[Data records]
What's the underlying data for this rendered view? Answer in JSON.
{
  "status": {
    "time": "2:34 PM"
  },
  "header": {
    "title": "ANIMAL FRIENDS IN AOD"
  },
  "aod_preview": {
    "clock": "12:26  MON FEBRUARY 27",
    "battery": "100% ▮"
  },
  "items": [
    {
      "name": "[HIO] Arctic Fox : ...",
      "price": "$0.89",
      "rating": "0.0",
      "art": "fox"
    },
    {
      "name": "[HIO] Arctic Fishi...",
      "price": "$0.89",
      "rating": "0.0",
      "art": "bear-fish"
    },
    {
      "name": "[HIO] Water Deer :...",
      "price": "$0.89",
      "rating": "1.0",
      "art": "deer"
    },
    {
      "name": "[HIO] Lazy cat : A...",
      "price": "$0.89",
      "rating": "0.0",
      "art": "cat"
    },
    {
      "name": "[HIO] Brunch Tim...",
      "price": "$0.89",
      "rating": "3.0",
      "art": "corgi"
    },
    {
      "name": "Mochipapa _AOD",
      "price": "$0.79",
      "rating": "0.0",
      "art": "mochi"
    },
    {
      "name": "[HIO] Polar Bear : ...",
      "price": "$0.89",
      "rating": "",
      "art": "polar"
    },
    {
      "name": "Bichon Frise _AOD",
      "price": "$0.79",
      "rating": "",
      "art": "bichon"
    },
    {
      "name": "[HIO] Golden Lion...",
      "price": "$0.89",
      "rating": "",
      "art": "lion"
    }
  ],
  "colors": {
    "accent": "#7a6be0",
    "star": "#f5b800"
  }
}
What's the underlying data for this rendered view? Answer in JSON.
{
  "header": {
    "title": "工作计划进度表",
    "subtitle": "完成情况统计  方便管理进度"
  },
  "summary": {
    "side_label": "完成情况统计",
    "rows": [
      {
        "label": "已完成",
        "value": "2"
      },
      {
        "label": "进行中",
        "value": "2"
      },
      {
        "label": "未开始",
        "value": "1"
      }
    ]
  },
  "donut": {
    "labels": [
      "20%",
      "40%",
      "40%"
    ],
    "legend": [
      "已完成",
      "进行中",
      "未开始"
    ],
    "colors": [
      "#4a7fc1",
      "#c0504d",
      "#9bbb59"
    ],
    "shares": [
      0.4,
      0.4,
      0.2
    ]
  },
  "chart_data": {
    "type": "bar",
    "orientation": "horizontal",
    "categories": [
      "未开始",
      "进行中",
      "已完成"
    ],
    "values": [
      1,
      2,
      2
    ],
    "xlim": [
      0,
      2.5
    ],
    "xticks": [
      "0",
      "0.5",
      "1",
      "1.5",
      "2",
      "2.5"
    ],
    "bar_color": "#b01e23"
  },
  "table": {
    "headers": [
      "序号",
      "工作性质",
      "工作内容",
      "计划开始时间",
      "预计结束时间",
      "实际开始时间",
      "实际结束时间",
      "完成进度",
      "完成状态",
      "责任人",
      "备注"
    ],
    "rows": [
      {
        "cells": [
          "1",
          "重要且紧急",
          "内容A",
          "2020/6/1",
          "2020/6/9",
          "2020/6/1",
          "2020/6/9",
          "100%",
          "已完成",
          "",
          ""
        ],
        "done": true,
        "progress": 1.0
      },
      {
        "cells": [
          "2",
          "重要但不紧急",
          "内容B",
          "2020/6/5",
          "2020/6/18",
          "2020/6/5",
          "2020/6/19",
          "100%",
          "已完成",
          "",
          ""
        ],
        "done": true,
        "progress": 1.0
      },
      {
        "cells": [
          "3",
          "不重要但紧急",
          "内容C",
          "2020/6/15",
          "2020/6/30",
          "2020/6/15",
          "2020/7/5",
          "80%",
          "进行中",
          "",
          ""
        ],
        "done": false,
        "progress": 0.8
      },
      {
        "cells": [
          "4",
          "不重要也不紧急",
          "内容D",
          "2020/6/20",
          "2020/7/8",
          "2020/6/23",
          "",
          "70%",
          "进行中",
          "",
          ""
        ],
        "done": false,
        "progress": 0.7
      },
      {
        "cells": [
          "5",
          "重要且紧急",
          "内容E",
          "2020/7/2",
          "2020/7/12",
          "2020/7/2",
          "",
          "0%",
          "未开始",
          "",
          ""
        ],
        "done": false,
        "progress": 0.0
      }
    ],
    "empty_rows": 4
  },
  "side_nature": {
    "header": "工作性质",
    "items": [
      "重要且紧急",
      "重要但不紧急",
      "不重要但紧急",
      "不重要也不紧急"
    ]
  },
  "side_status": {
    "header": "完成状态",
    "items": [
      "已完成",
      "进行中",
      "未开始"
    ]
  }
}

- [Exercise prompt]: Exactly reproduce all of the entries.

- [Result]:
What's the underlying data for this rendered view? Answer in JSON.
{
  "status": {
    "time": "2:34 PM"
  },
  "header": {
    "title": "ANIMAL FRIENDS IN AOD"
  },
  "aod_preview": {
    "clock": "12:26  MON FEBRUARY 27",
    "battery": "100% ▮"
  },
  "items": [
    {
      "name": "[HIO] Arctic Fox : ...",
      "price": "$0.89",
      "rating": "0.0",
      "art": "fox"
    },
    {
      "name": "[HIO] Arctic Fishi...",
      "price": "$0.89",
      "rating": "0.0",
      "art": "bear-fish"
    },
    {
      "name": "[HIO] Water Deer :...",
      "price": "$0.89",
      "rating": "1.0",
      "art": "deer"
    },
    {
      "name": "[HIO] Lazy cat : A...",
      "price": "$0.89",
      "rating": "0.0",
      "art": "cat"
    },
    {
      "name": "[HIO] Brunch Tim...",
      "price": "$0.89",
      "rating": "3.0",
      "art": "corgi"
    },
    {
      "name": "Mochipapa _AOD",
      "price": "$0.79",
      "rating": "0.0",
      "art": "mochi"
    },
    {
      "name": "[HIO] Polar Bear : ...",
      "price": "$0.89",
      "rating": "",
      "art": "polar"
    },
    {
      "name": "Bichon Frise _AOD",
      "price": "$0.79",
      "rating": "",
      "art": "bichon"
    },
    {
      "name": "[HIO] Golden Lion...",
      "price": "$0.89",
      "rating": "",
      "art": "lion"
    }
  ],
  "colors": {
    "accent": "#7a6be0",
    "star": "#f5b800"
  }
}
What's the underlying data for this rendered view? Answer in JSON.
{
  "header": {
    "title": "工作计划进度表",
    "subtitle": "完成情况统计  方便管理进度"
  },
  "summary": {
    "side_label": "完成情况统计",
    "rows": [
      {
        "label": "已完成",
        "value": "2"
      },
      {
        "label": "进行中",
        "value": "2"
      },
      {
        "label": "未开始",
        "value": "1"
      }
    ]
  },
  "donut": {
    "labels": [
      "20%",
      "40%",
      "40%"
    ],
    "legend": [
      "已完成",
      "进行中",
      "未开始"
    ],
    "colors": [
      "#4a7fc1",
      "#c0504d",
      "#9bbb59"
    ],
    "shares": [
      0.4,
      0.4,
      0.2
    ]
  },
  "chart_data": {
    "type": "bar",
    "orientation": "horizontal",
    "categories": [
      "未开始",
      "进行中",
      "已完成"
    ],
    "values": [
      1,
      2,
      2
    ],
    "xlim": [
      0,
      2.5
    ],
    "xticks": [
      "0",
      "0.5",
      "1",
      "1.5",
      "2",
      "2.5"
    ],
    "bar_color": "#b01e23"
  },
  "table": {
    "headers": [
      "序号",
      "工作性质",
      "工作内容",
      "计划开始时间",
      "预计结束时间",
      "实际开始时间",
      "实际结束时间",
      "完成进度",
      "完成状态",
      "责任人",
      "备注"
    ],
    "rows": [
      {
        "cells": [
          "1",
          "重要且紧急",
          "内容A",
          "2020/6/1",
          "2020/6/9",
          "2020/6/1",
          "2020/6/9",
          "100%",
          "已完成",
          "",
          ""
        ],
        "done": true,
        "progress": 1.0
      },
      {
        "cells": [
          "2",
          "重要但不紧急",
          "内容B",
          "2020/6/5",
          "2020/6/18",
          "2020/6/5",
          "2020/6/19",
          "100%",
          "已完成",
          "",
          ""
        ],
        "done": true,
        "progress": 1.0
      },
      {
        "cells": [
          "3",
          "不重要但紧急",
          "内容C",
          "2020/6/15",
          "2020/6/30",
          "2020/6/15",
          "2020/7/5",
          "80%",
          "进行中",
          "",
          ""
        ],
        "done": false,
        "progress": 0.8
      },
      {
        "cells": [
          "4",
          "不重要也不紧急",
          "内容D",
          "2020/6/20",
          "2020/7/8",
          "2020/6/23",
          "",
          "70%",
          "进行中",
          "",
          ""
        ],
        "done": false,
        "progress": 0.7
      },
      {
        "cells": [
          "5",
          "重要且紧急",
          "内容E",
          "2020/7/2",
          "2020/7/12",
          "2020/7/2",
          "",
          "0%",
          "未开始",
          "",
          ""
        ],
        "done": false,
        "progress": 0.0
      }
    ],
    "empty_rows": 4
  },
  "side_nature": {
    "header": "工作性质",
    "items": [
      "重要且紧急",
      "重要但不紧急",
      "不重要但紧急",
      "不重要也不紧急"
    ]
  },
  "side_status": {
    "header": "完成状态",
    "items": [
      "已完成",
      "进行中",
      "未开始"
    ]
  }
}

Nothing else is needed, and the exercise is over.